__Directions for this task__. Return each line that holds the word "dissatisfied".

================

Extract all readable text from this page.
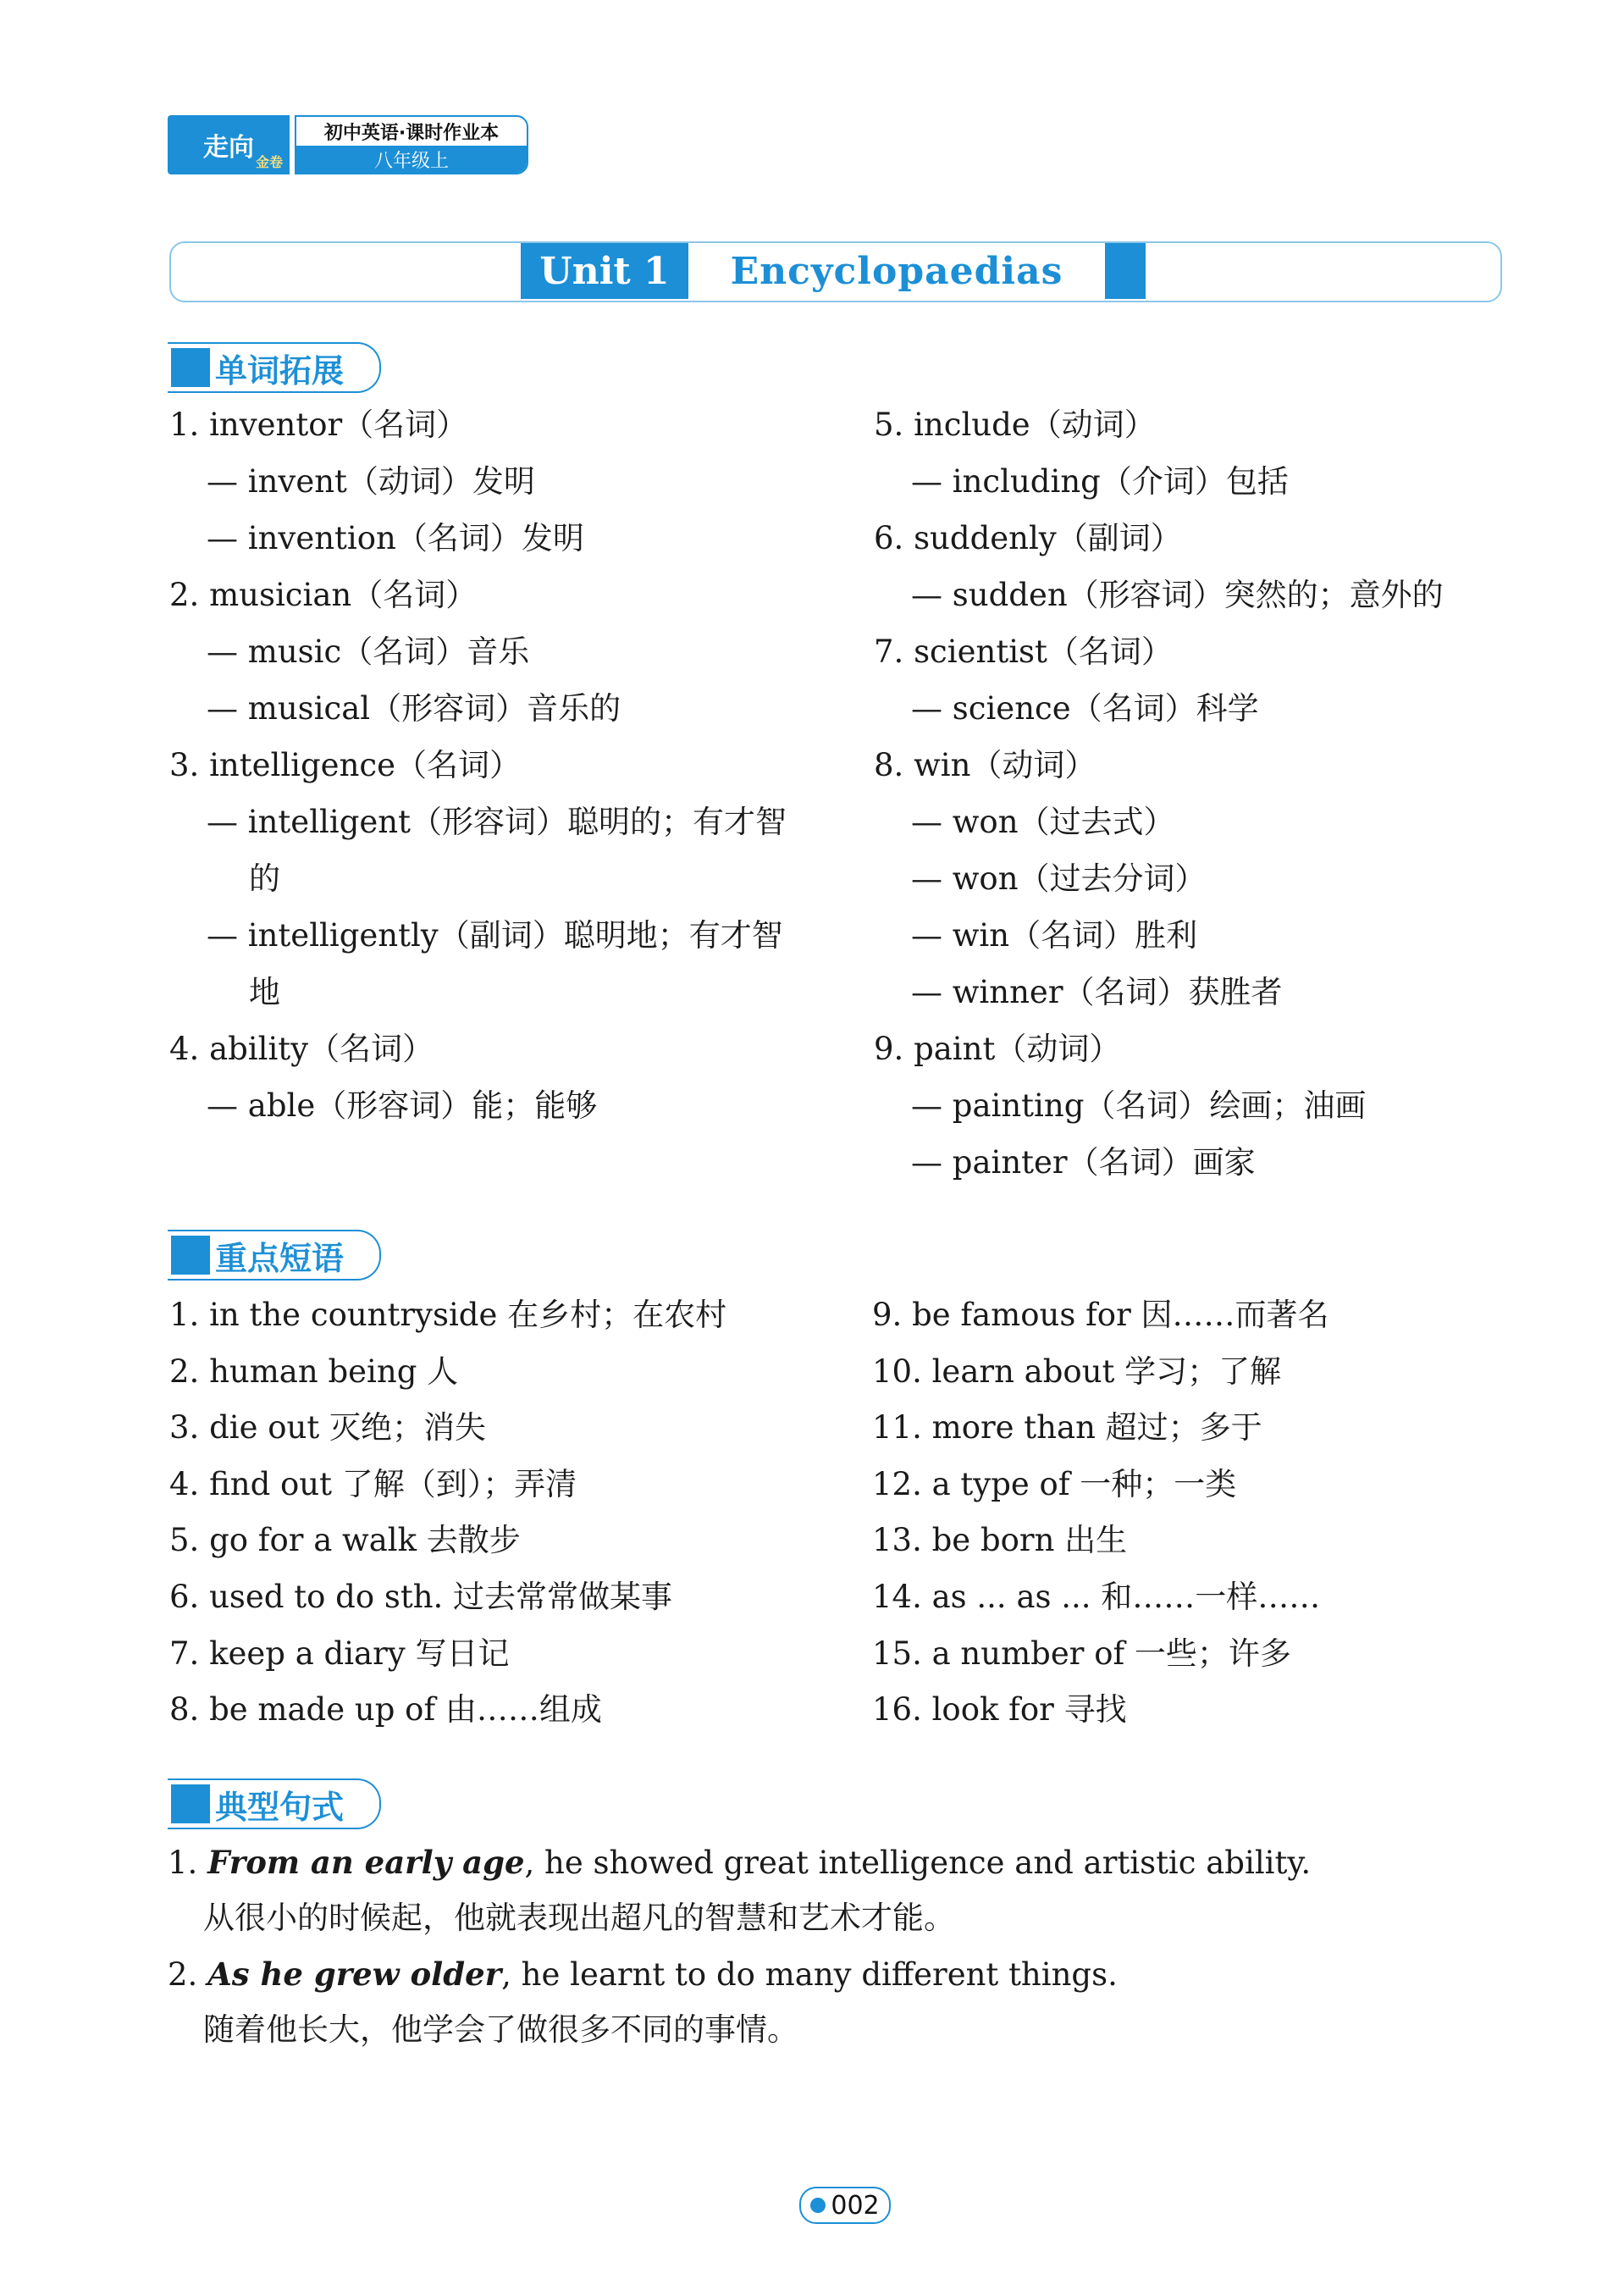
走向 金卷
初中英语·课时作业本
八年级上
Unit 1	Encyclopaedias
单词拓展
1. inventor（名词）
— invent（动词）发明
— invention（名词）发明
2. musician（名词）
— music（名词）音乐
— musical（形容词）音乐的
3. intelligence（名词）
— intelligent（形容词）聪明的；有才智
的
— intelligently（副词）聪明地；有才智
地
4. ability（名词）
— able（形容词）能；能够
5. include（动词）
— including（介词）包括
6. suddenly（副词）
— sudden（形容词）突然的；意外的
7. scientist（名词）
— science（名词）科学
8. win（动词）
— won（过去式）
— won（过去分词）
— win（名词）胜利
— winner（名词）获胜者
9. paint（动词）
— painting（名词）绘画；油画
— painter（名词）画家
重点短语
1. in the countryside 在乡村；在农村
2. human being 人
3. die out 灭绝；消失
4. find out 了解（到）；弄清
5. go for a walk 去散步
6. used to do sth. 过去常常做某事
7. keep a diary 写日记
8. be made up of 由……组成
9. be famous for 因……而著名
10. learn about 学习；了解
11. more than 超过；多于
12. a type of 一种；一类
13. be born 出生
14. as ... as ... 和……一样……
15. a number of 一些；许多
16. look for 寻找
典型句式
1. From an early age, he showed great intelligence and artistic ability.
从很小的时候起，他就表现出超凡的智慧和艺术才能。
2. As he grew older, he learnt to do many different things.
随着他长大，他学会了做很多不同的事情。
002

================

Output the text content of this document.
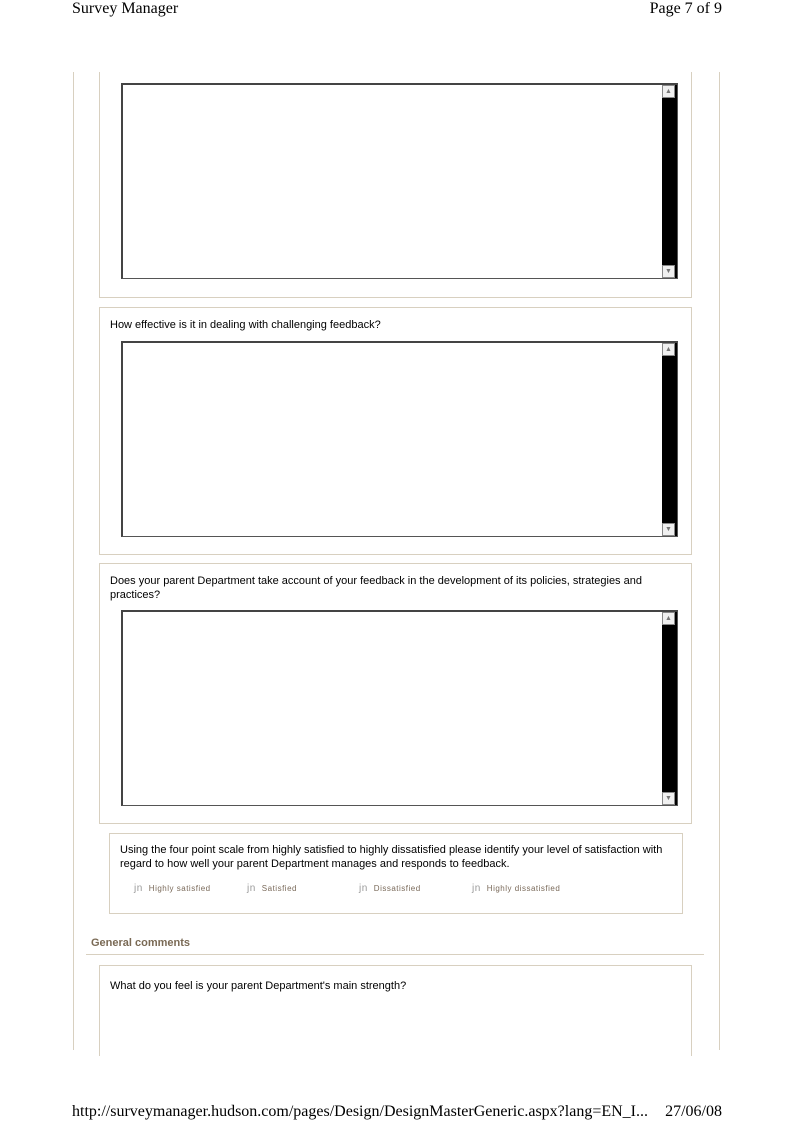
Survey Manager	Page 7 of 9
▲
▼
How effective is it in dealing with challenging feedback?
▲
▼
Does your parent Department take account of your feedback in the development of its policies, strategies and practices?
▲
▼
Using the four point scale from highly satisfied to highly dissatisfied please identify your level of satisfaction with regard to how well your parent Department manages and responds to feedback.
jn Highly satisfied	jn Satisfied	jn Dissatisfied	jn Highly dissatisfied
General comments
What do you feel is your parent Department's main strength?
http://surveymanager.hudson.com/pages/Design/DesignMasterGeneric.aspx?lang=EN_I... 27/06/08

================

__Response__.
Using the four point scale from highly satisfied to highly dissatisfied please identify your level of satisfaction with regard to how well your parent Department manages and responds to feedback.
jn Highly satisfied	jn Satisfied	jn Dissatisfied	jn Highly dissatisfied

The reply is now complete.